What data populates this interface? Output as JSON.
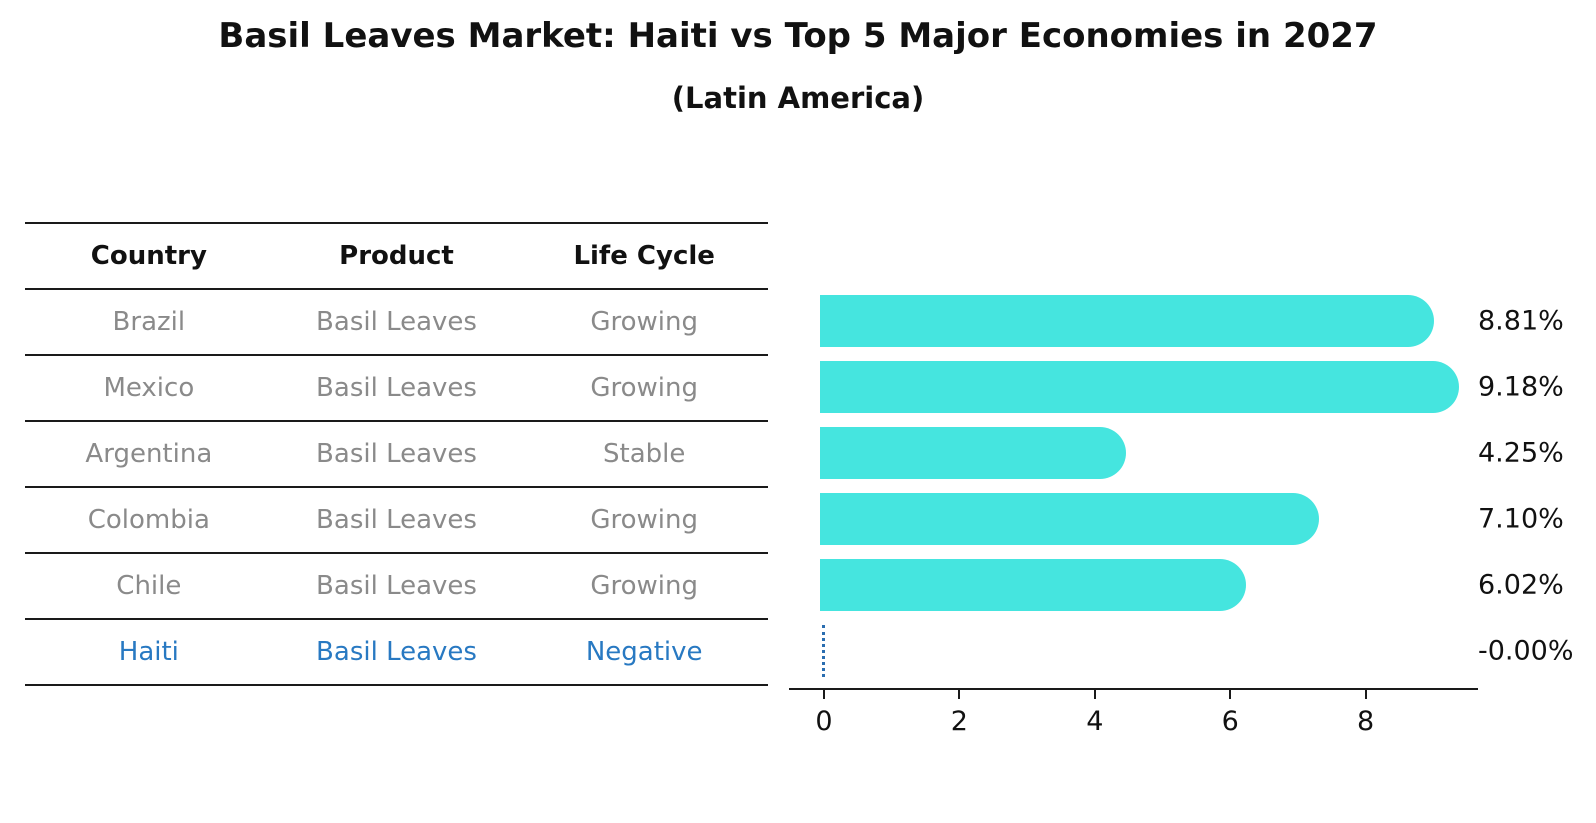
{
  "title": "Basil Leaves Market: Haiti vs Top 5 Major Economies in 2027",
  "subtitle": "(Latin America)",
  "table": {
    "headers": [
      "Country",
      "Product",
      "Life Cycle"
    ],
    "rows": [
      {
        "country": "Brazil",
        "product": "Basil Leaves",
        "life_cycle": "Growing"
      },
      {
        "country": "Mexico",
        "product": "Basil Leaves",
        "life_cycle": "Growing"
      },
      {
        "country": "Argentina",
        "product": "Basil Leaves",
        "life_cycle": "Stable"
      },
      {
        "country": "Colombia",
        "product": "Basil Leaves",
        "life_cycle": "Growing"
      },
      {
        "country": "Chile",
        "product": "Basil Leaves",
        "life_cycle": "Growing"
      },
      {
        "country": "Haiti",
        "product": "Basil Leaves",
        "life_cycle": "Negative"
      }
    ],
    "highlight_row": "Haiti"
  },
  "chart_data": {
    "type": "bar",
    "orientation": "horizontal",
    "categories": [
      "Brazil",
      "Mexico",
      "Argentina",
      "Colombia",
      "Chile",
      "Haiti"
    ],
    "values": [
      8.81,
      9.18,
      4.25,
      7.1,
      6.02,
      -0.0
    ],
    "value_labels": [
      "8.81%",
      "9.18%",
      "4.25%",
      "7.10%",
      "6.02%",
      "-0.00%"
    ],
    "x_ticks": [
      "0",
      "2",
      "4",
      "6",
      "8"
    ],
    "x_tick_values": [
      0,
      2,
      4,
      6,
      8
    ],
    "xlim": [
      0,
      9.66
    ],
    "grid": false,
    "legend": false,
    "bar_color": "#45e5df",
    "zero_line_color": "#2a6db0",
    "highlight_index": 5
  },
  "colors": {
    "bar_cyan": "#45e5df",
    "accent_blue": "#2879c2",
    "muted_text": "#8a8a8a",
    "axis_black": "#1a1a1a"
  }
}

────

■ **Given exercise**
Reproduce each line exactly, please, except for any pictures.

■ **Response**
What data populates this interface? Output as JSON.
{
  "title": "Basil Leaves Market: Haiti vs Top 5 Major Economies in 2027",
  "subtitle": "(Latin America)",
  "table": {
    "headers": [
      "Country",
      "Product",
      "Life Cycle"
    ],
    "rows": [
      {
        "country": "Brazil",
        "product": "Basil Leaves",
        "life_cycle": "Growing"
      },
      {
        "country": "Mexico",
        "product": "Basil Leaves",
        "life_cycle": "Growing"
      },
      {
        "country": "Argentina",
        "product": "Basil Leaves",
        "life_cycle": "Stable"
      },
      {
        "country": "Colombia",
        "product": "Basil Leaves",
        "life_cycle": "Growing"
      },
      {
        "country": "Chile",
        "product": "Basil Leaves",
        "life_cycle": "Growing"
      },
      {
        "country": "Haiti",
        "product": "Basil Leaves",
        "life_cycle": "Negative"
      }
    ],
    "highlight_row": "Haiti"
  },
  "chart_data": {
    "type": "bar",
    "orientation": "horizontal",
    "categories": [
      "Brazil",
      "Mexico",
      "Argentina",
      "Colombia",
      "Chile",
      "Haiti"
    ],
    "values": [
      8.81,
      9.18,
      4.25,
      7.1,
      6.02,
      -0.0
    ],
    "value_labels": [
      "8.81%",
      "9.18%",
      "4.25%",
      "7.10%",
      "6.02%",
      "-0.00%"
    ],
    "x_ticks": [
      "0",
      "2",
      "4",
      "6",
      "8"
    ],
    "x_tick_values": [
      0,
      2,
      4,
      6,
      8
    ],
    "xlim": [
      0,
      9.66
    ],
    "grid": false,
    "legend": false,
    "bar_color": "#45e5df",
    "zero_line_color": "#2a6db0",
    "highlight_index": 5
  },
  "colors": {
    "bar_cyan": "#45e5df",
    "accent_blue": "#2879c2",
    "muted_text": "#8a8a8a",
    "axis_black": "#1a1a1a"
  }
}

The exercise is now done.